## begin Entries

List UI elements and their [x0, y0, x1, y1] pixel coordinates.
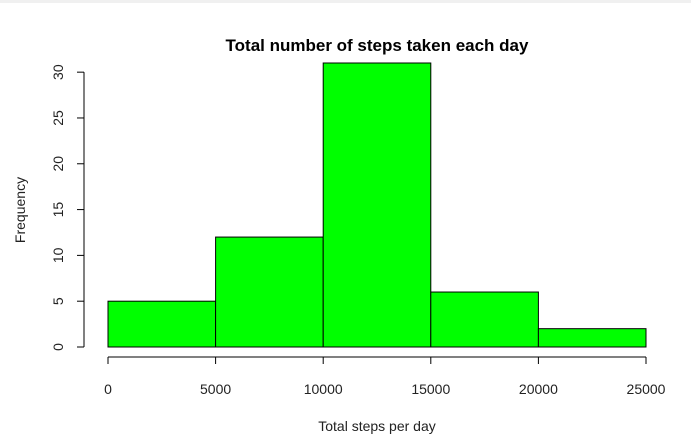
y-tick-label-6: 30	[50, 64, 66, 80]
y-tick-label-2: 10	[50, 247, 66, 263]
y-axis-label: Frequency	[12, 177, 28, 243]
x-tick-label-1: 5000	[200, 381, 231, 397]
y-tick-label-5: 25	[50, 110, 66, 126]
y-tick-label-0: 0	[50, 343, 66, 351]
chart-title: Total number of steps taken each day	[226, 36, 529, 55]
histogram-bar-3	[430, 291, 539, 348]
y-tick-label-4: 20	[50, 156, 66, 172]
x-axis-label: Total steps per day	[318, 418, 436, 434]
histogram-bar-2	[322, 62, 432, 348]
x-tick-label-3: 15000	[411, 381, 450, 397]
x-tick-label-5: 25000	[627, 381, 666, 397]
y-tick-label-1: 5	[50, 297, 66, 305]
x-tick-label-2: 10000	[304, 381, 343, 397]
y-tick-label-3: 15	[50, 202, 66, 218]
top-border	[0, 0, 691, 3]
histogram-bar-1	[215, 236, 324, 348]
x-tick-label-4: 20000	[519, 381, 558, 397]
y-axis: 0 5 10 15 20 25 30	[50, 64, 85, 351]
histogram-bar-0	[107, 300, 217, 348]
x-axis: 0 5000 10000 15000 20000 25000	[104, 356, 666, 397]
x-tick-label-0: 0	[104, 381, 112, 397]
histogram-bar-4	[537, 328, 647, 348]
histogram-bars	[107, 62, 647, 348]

## end Entries

Directions> Write the entries as a JSON list of strings, one string per line, beginning with the line that contains "64, 66, 80]" and continuing through the line that contains "291, 539, 348]". Leave out any blank lines.

Complete output>
[
  "y-tick-label-6: 30\t[50, 64, 66, 80]",
  "y-tick-label-2: 10\t[50, 247, 66, 263]",
  "y-axis-label: Frequency\t[12, 177, 28, 243]",
  "x-tick-label-1: 5000\t[200, 381, 231, 397]",
  "y-tick-label-5: 25\t[50, 110, 66, 126]",
  "y-tick-label-0: 0\t[50, 343, 66, 351]",
  "chart-title: Total number of steps taken each day\t[226, 36, 529, 55]",
  "histogram-bar-3\t[430, 291, 539, 348]"
]